*What you need to do*.
Scan the data below for the string "name". Copy every line where it appears.

*Data records*.
━━━
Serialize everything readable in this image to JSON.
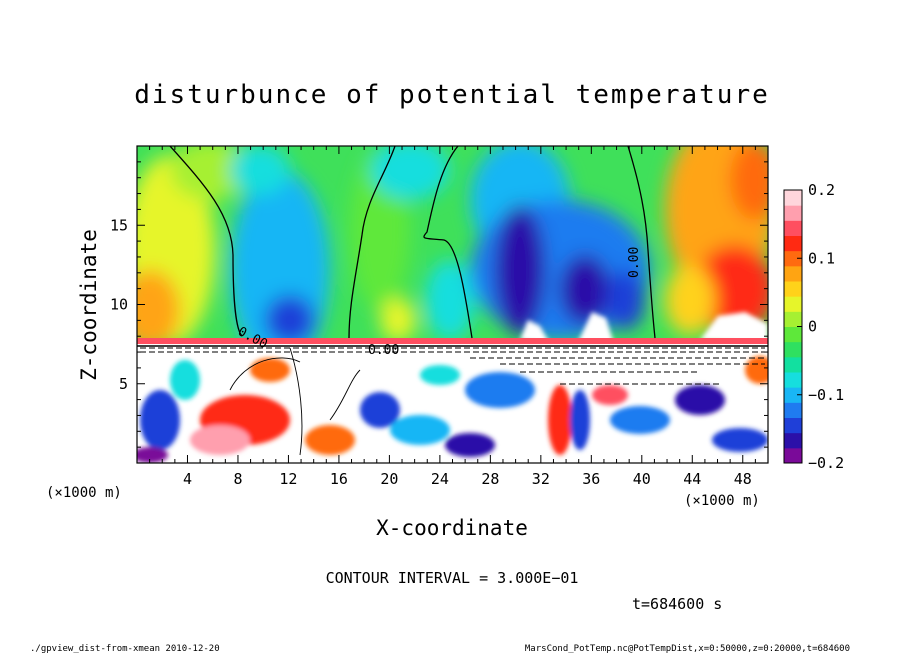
{
  "chart_data": {
    "type": "heatmap",
    "title": "disturbunce of potential temperature",
    "xlabel": "X-coordinate",
    "ylabel": "Z-coordinate",
    "x_unit_label": "(×1000 m)",
    "y_unit_label": "(×1000 m)",
    "x_ticks": [
      4,
      8,
      12,
      16,
      20,
      24,
      28,
      32,
      36,
      40,
      44,
      48
    ],
    "y_ticks": [
      5,
      10,
      15
    ],
    "xlim": [
      0,
      50
    ],
    "ylim": [
      0,
      20
    ],
    "colorbar": {
      "ticks": [
        {
          "value": 0.2,
          "label": "0.2"
        },
        {
          "value": 0.1,
          "label": "0.1"
        },
        {
          "value": 0.0,
          "label": "0"
        },
        {
          "value": -0.1,
          "label": "−0.1"
        },
        {
          "value": -0.2,
          "label": "−0.2"
        }
      ],
      "range": [
        -0.2,
        0.2
      ],
      "colors": [
        "#7a0a99",
        "#2b10a8",
        "#1f3fd8",
        "#1f7bf0",
        "#19b6f5",
        "#16dede",
        "#12e0a0",
        "#2fe060",
        "#5ee83a",
        "#a6f032",
        "#e6f52a",
        "#ffd21a",
        "#ffa412",
        "#ff6a10",
        "#ff2a12",
        "#ff4f60",
        "#ff9fae",
        "#ffd6dc"
      ]
    },
    "contour_labels": [
      "0.00",
      "0.00",
      "0.00"
    ],
    "contour_interval_text": "CONTOUR INTERVAL = 3.000E−01",
    "time_text": "t=684600 s"
  },
  "footer": {
    "left": "./gpview_dist-from-xmean  2010-12-20",
    "right": "MarsCond_PotTemp.nc@PotTempDist,x=0:50000,z=0:20000,t=684600"
  },
  "colors": {
    "blue_dark": "#2b10a8",
    "green": "#2fe060",
    "red": "#ff2a12"
  }
}
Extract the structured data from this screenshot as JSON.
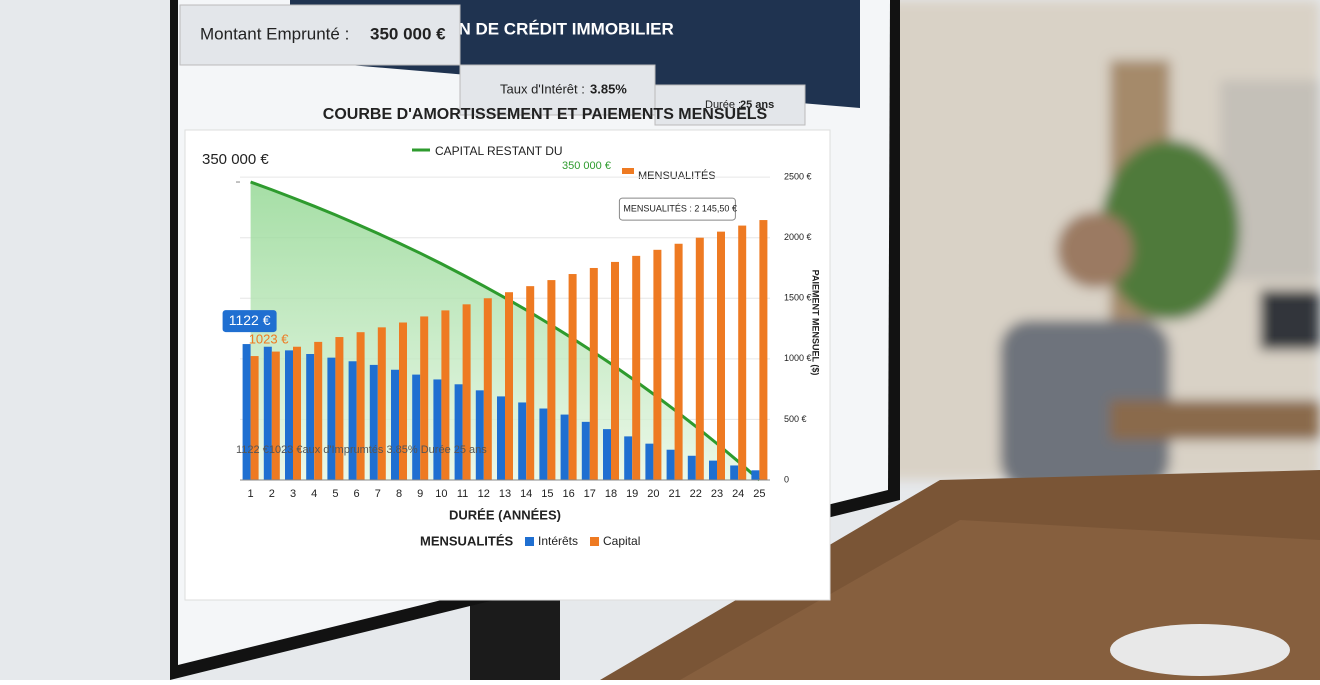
{
  "header": {
    "title": "SIMULATION DE CRÉDIT IMMOBILIER"
  },
  "inputs": [
    {
      "label": "Montant Emprunté :",
      "value": "350 000 €"
    },
    {
      "label": "Taux d'Intérêt :",
      "value": "3.85%"
    },
    {
      "label": "Durée :",
      "value": "25 ans"
    }
  ],
  "chart_data": {
    "type": "bar",
    "title": "COURBE D'AMORTISSEMENT ET PAIEMENTS MENSUELS",
    "capital_legend_value": "350 000 €",
    "top_legend_bars": "MENSUALITÉS",
    "bottom_legend_title": "MENSUALITÉS",
    "xlabel": "DURÉE (ANNÉES)",
    "y2label": "PAIEMENT MENSUEL ($)",
    "annotation": "1122 €1023 €aux d'Imprumtés 3.85% Durée 25 ans",
    "categories": [
      "1",
      "2",
      "3",
      "4",
      "5",
      "6",
      "7",
      "8",
      "9",
      "10",
      "11",
      "12",
      "13",
      "14",
      "15",
      "16",
      "17",
      "18",
      "19",
      "20",
      "21",
      "22",
      "23",
      "24",
      "25"
    ],
    "ylim": [
      0,
      370000
    ],
    "yticks": [
      {
        "value": 350000,
        "label": "350 000 €"
      }
    ],
    "y2lim": [
      0,
      2600
    ],
    "y2ticks": [
      0,
      {
        "value": 500,
        "label": "500 €"
      },
      {
        "value": 1000,
        "label": "1000 €"
      },
      {
        "value": 1500,
        "label": "1500 €"
      },
      {
        "value": 2000,
        "label": "2000 €"
      },
      {
        "value": 2500,
        "label": "2500 €"
      }
    ],
    "grid": true,
    "series": [
      {
        "name": "CAPITAL RESTANT DU",
        "type": "line",
        "color": "#2e9b2e",
        "values": [
          350000,
          340900,
          331400,
          321600,
          311400,
          300700,
          289700,
          278200,
          266400,
          254000,
          241100,
          227800,
          214000,
          199700,
          184700,
          169200,
          153100,
          136500,
          119100,
          101000,
          82300,
          62900,
          42700,
          21800,
          0
        ]
      },
      {
        "name": "Intérêts",
        "type": "bar",
        "axis": "y2",
        "color": "#1f6fd1",
        "values": [
          1122,
          1100,
          1070,
          1040,
          1010,
          980,
          950,
          910,
          870,
          830,
          790,
          740,
          690,
          640,
          590,
          540,
          480,
          420,
          360,
          300,
          250,
          200,
          160,
          120,
          80
        ],
        "value_labels": [
          "1122 €",
          null,
          null,
          null,
          null,
          null,
          null,
          null,
          null,
          null,
          null,
          null,
          null,
          null,
          null,
          null,
          null,
          null,
          null,
          null,
          null,
          null,
          null,
          null,
          null
        ]
      },
      {
        "name": "Capital",
        "type": "bar",
        "axis": "y2",
        "color": "#ee7a22",
        "values": [
          1023,
          1060,
          1100,
          1140,
          1180,
          1220,
          1260,
          1300,
          1350,
          1400,
          1450,
          1500,
          1550,
          1600,
          1650,
          1700,
          1750,
          1800,
          1850,
          1900,
          1950,
          2000,
          2050,
          2100,
          2145.5
        ],
        "value_labels": [
          "1023 €",
          null,
          null,
          null,
          null,
          null,
          null,
          null,
          null,
          null,
          null,
          null,
          null,
          null,
          null,
          null,
          null,
          null,
          null,
          null,
          null,
          null,
          null,
          null,
          "MENSUALITÉS : 2 145,50 €"
        ]
      }
    ]
  }
}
━━━
*Exercise response*.
        "name": "CAPITAL RESTANT DU",
        "name": "Intérêts",
        "name": "Capital",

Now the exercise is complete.